======== Data extract ========
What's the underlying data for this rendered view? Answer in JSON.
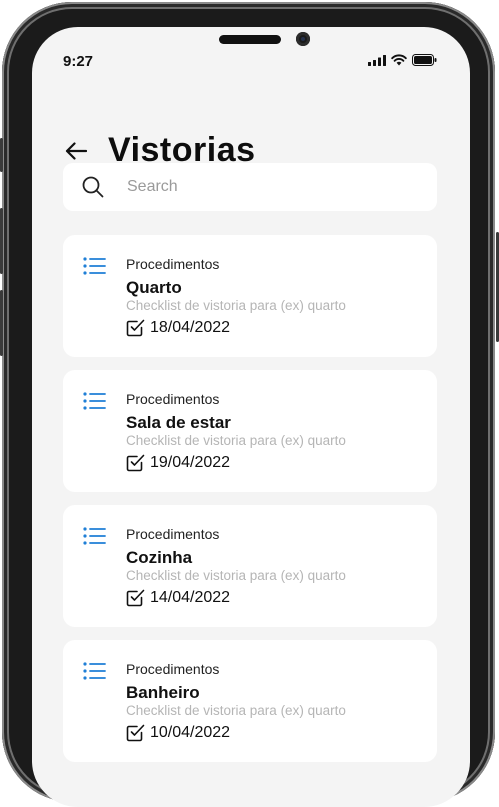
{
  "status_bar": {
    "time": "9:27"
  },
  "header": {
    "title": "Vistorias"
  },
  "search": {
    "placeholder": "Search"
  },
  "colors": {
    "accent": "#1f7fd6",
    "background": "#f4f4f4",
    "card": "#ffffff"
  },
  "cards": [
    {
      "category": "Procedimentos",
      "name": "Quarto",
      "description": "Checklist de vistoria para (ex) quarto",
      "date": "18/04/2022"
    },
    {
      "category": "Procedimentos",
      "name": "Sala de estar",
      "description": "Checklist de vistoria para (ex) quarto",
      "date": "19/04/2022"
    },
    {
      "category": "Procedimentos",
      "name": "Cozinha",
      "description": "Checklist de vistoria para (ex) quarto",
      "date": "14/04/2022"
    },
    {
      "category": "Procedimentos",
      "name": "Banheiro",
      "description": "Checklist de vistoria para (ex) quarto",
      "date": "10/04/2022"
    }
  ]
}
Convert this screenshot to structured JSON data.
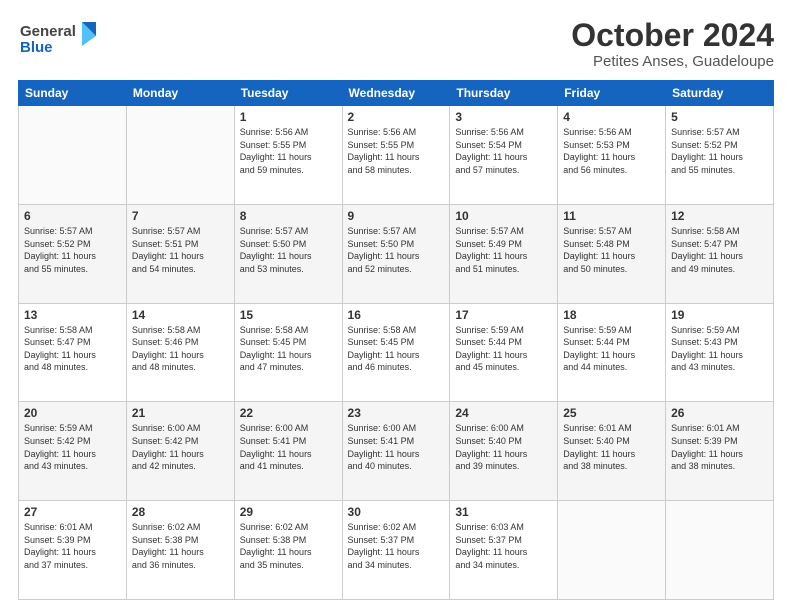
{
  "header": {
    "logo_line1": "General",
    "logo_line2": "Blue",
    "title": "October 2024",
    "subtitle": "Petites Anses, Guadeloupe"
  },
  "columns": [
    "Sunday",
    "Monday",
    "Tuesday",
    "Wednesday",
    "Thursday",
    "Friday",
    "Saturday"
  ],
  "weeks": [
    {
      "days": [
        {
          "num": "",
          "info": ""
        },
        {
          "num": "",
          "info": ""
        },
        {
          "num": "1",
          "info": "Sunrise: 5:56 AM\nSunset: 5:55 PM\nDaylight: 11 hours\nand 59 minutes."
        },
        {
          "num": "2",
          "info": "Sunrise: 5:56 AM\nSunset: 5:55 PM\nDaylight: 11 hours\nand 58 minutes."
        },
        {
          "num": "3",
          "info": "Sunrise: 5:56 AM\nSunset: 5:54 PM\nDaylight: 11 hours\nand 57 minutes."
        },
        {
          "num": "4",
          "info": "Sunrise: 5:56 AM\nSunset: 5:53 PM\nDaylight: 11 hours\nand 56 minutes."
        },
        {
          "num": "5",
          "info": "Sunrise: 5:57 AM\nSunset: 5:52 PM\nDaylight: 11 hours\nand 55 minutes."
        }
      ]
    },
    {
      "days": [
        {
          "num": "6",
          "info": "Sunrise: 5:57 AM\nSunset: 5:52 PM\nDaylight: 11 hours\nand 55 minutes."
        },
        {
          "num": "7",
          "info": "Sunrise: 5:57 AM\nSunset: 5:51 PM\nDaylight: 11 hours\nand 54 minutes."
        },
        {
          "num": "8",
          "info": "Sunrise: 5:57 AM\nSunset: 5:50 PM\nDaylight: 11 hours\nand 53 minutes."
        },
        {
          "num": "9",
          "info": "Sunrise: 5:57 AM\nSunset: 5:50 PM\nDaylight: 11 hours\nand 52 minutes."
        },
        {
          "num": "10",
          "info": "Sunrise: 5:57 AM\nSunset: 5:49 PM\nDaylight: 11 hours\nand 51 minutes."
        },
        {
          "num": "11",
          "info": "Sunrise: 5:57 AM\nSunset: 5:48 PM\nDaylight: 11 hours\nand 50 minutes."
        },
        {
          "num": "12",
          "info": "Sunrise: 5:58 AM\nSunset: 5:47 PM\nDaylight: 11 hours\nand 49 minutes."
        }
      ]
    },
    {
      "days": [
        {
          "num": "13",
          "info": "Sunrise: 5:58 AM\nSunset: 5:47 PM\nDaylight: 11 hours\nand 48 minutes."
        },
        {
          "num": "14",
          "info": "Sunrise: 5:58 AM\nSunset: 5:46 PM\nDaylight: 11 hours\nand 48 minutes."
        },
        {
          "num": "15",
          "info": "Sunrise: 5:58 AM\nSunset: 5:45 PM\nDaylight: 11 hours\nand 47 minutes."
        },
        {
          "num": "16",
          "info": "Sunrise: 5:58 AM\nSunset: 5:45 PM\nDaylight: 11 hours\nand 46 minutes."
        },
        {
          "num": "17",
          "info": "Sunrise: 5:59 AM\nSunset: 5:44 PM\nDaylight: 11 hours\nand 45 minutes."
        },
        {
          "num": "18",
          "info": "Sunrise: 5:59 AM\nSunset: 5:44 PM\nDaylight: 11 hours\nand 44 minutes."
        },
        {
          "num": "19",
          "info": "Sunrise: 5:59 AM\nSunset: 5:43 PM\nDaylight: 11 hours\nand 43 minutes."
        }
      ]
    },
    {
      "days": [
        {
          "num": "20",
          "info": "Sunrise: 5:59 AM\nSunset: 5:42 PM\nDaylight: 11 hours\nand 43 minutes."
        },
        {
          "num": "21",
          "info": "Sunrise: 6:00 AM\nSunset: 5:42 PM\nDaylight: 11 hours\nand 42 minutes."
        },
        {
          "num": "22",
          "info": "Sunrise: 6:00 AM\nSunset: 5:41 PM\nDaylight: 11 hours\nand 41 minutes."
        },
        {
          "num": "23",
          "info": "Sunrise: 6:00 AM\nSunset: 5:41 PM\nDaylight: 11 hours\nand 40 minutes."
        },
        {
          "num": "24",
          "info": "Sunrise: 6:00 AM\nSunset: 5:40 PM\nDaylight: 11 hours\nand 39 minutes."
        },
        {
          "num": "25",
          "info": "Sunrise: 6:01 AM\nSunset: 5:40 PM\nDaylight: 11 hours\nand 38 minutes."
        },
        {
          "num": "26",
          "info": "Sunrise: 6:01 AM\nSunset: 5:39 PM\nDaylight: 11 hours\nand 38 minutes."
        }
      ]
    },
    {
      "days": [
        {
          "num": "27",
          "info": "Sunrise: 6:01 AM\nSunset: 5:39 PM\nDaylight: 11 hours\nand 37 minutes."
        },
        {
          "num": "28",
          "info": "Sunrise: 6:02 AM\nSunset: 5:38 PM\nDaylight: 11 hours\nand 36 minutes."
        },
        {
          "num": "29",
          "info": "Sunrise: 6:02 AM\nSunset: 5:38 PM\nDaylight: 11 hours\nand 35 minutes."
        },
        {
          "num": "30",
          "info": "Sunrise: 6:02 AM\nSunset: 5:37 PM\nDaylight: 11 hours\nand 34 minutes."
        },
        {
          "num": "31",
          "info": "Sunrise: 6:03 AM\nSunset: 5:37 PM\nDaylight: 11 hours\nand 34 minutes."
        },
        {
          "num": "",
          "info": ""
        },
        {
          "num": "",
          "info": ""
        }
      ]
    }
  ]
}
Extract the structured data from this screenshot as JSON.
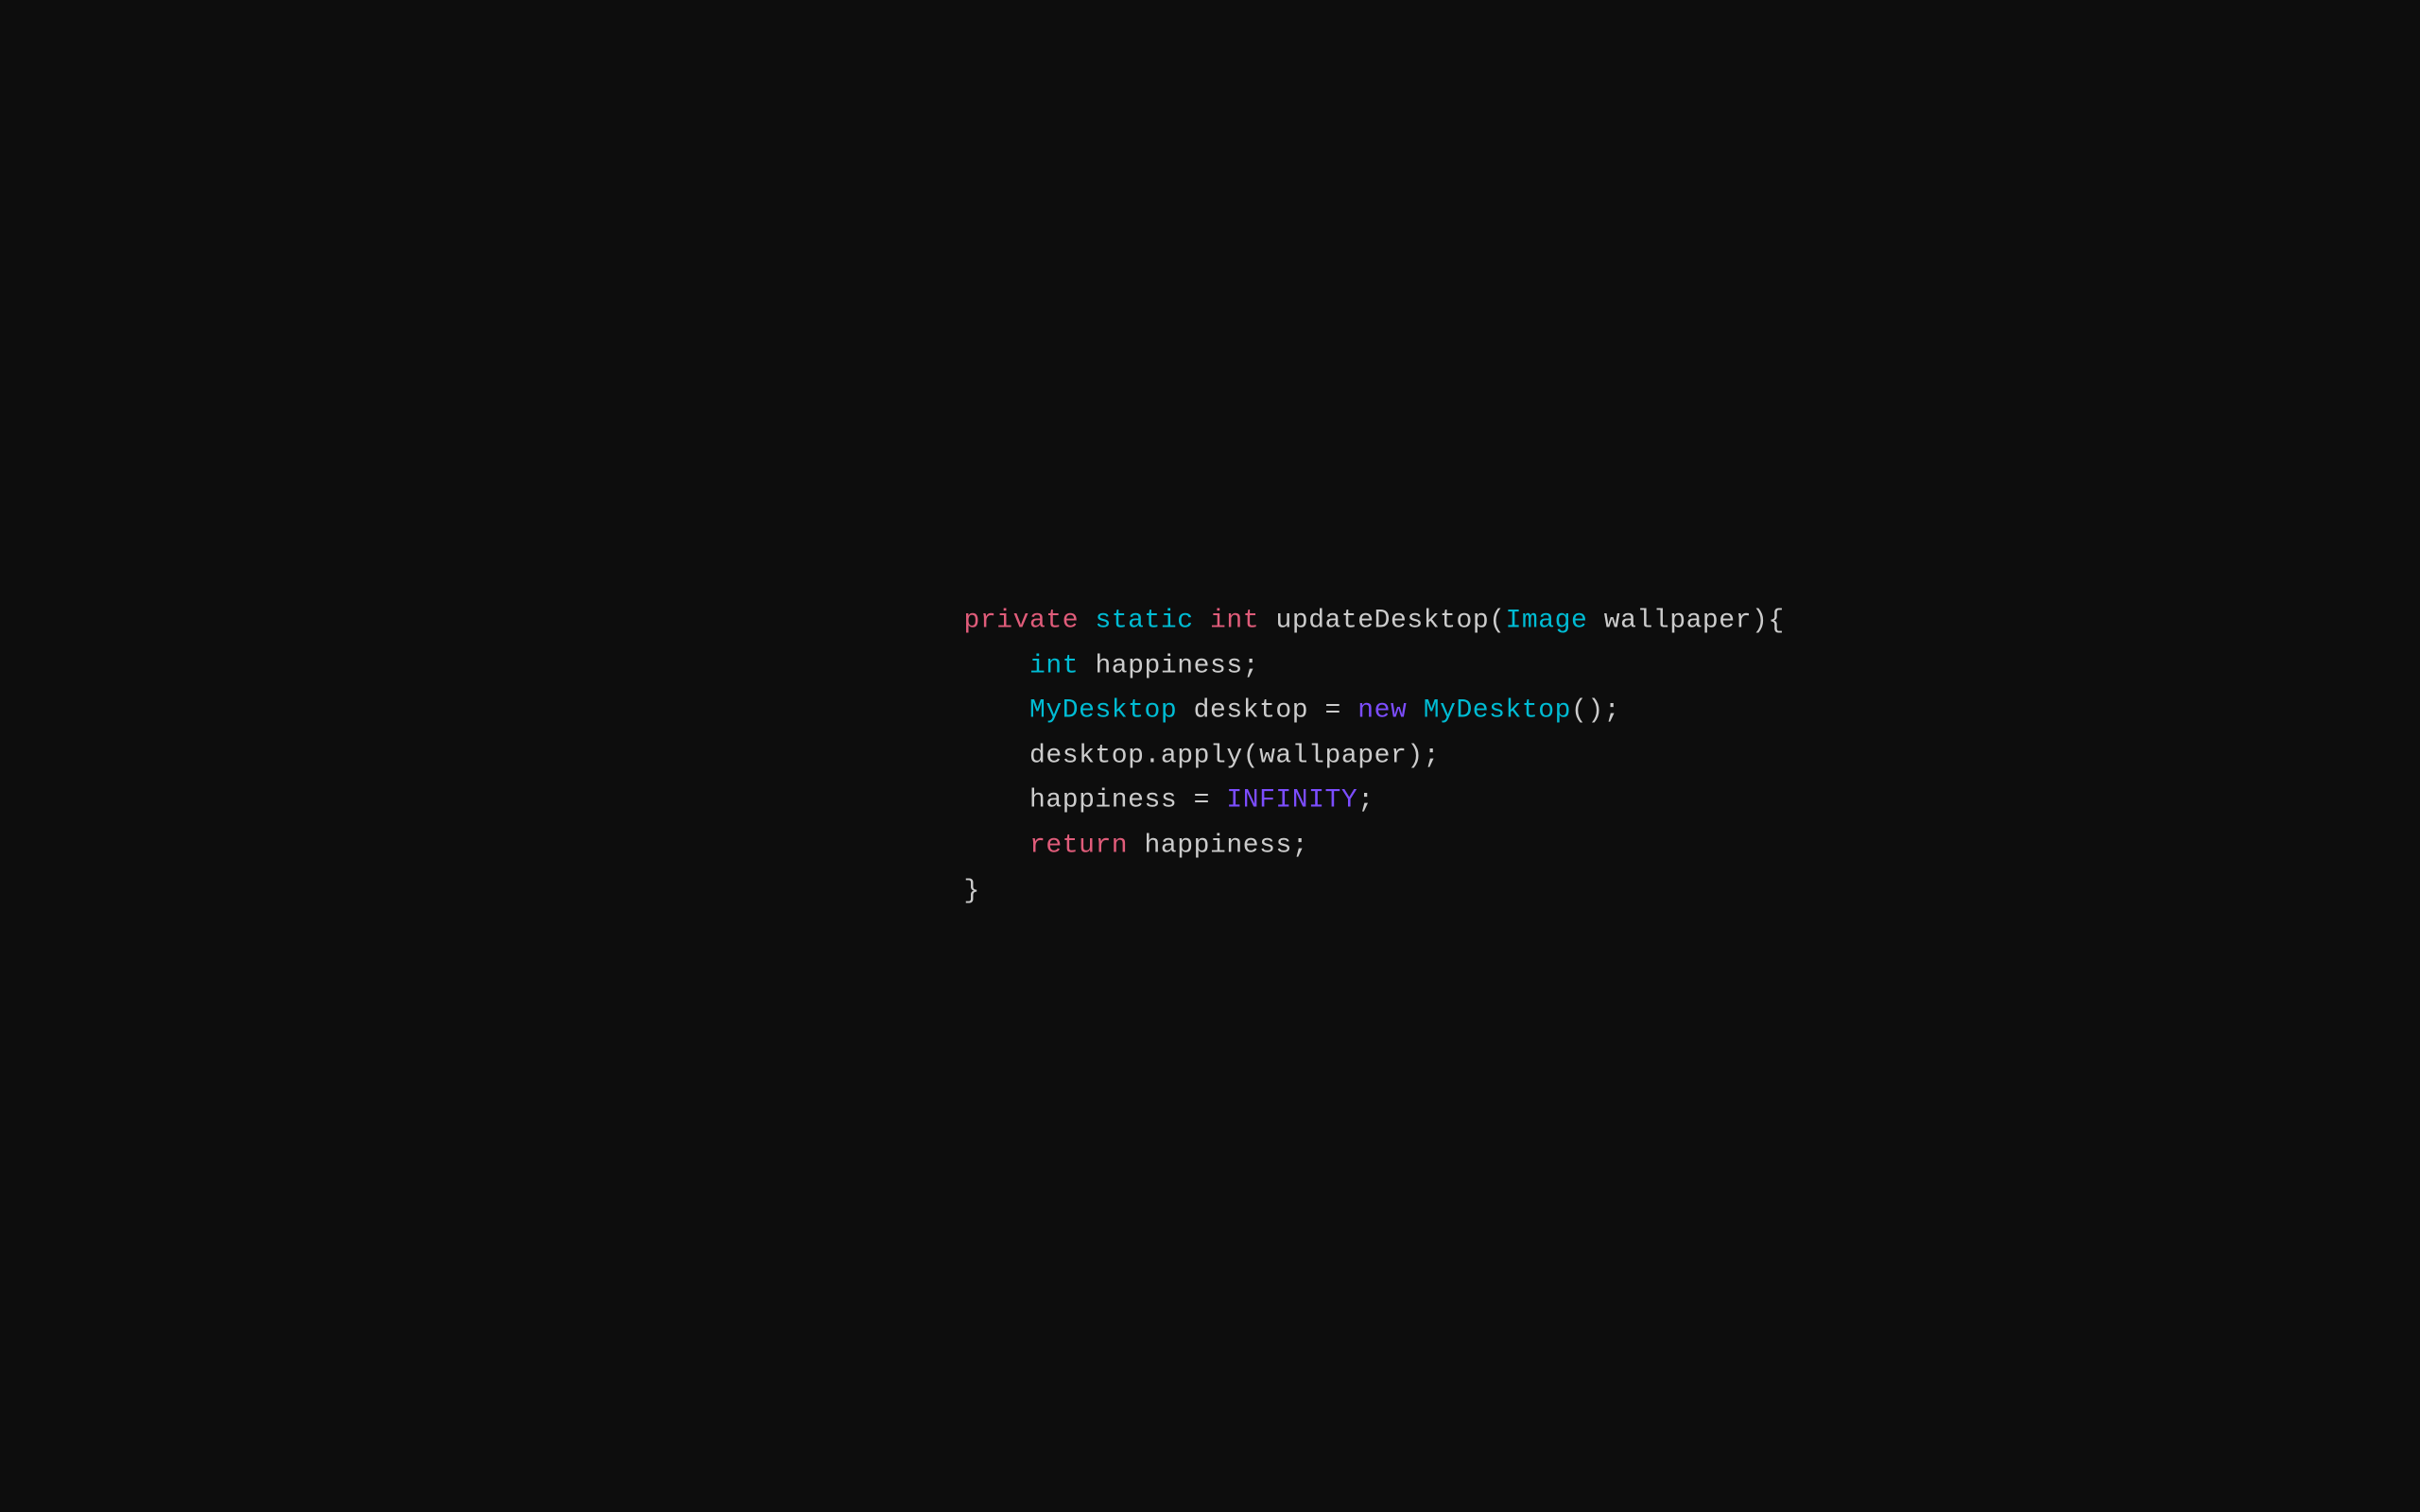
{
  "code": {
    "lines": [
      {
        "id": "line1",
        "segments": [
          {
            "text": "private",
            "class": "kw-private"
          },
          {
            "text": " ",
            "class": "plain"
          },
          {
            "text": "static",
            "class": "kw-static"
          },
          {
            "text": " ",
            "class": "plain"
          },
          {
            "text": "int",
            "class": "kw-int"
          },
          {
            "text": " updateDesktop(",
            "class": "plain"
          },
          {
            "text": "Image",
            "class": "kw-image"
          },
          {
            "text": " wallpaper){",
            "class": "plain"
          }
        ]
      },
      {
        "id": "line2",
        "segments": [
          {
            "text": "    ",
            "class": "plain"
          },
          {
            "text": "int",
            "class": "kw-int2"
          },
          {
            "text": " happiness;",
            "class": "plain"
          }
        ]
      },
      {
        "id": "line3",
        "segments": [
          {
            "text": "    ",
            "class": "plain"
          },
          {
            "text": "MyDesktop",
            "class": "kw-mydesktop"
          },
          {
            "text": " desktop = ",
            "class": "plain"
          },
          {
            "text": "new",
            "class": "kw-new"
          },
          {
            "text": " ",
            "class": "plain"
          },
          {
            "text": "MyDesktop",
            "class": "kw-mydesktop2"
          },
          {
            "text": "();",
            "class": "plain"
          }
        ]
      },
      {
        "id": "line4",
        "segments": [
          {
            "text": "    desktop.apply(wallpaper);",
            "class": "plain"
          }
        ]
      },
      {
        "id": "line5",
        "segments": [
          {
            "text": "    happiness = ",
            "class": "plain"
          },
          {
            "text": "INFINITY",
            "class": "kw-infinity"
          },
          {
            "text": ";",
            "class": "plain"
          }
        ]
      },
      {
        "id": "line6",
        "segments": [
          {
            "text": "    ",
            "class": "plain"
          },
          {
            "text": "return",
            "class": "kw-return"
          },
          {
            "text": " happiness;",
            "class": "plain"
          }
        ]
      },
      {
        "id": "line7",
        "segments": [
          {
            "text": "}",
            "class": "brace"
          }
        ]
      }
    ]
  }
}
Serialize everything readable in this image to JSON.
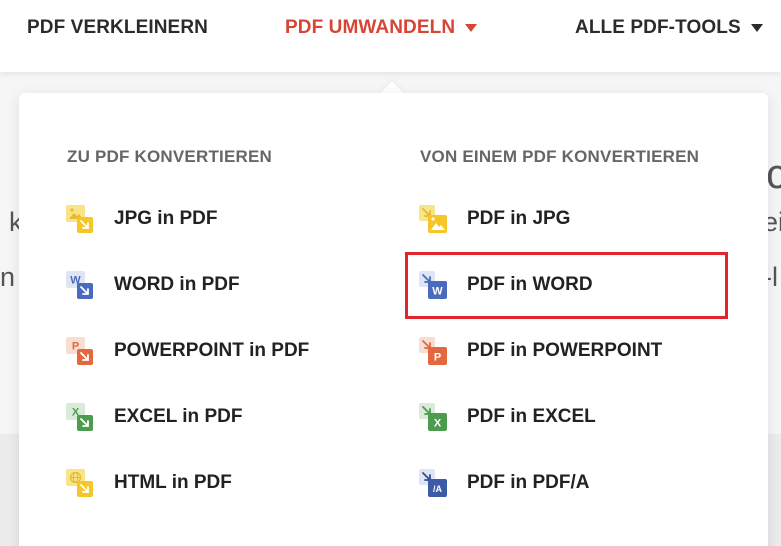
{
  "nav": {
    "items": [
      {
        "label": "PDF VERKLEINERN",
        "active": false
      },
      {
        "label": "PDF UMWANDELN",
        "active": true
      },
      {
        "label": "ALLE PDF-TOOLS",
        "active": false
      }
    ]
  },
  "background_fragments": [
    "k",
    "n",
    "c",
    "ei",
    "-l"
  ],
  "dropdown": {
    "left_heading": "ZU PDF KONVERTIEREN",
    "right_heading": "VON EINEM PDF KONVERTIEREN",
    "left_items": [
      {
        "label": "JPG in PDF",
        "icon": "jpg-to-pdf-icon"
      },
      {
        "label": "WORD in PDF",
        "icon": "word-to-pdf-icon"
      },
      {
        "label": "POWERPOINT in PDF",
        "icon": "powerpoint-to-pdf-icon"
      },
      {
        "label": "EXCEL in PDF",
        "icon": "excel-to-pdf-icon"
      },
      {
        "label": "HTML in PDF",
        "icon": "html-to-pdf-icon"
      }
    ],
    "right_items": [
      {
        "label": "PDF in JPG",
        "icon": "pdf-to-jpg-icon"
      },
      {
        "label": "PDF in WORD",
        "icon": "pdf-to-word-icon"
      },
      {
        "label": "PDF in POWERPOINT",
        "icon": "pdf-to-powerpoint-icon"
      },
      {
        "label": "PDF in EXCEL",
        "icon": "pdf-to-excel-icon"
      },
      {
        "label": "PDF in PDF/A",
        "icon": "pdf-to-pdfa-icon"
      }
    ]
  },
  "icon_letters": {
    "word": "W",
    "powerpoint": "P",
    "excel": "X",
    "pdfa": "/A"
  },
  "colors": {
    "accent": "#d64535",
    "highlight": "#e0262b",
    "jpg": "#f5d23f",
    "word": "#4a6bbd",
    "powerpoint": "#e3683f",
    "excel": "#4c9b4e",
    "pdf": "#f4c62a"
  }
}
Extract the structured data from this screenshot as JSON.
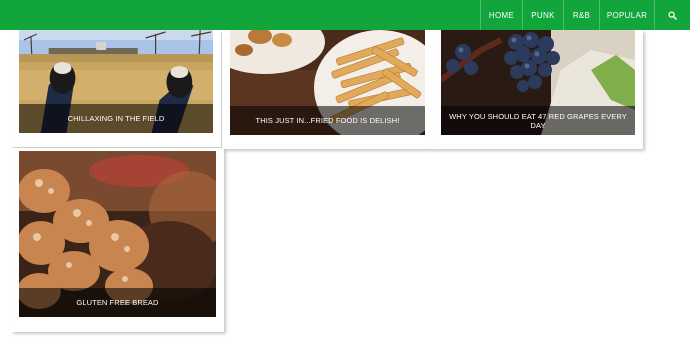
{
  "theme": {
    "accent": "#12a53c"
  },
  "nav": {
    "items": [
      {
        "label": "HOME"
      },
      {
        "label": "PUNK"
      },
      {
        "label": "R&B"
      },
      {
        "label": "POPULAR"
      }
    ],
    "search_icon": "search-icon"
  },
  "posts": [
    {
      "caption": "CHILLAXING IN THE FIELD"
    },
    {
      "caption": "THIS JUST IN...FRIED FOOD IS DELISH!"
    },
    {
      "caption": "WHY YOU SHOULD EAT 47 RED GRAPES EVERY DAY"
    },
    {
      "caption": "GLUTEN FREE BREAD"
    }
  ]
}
========
Your answer should be a single number: the count of lines holding the word "wallpaper".

_Written solution_
2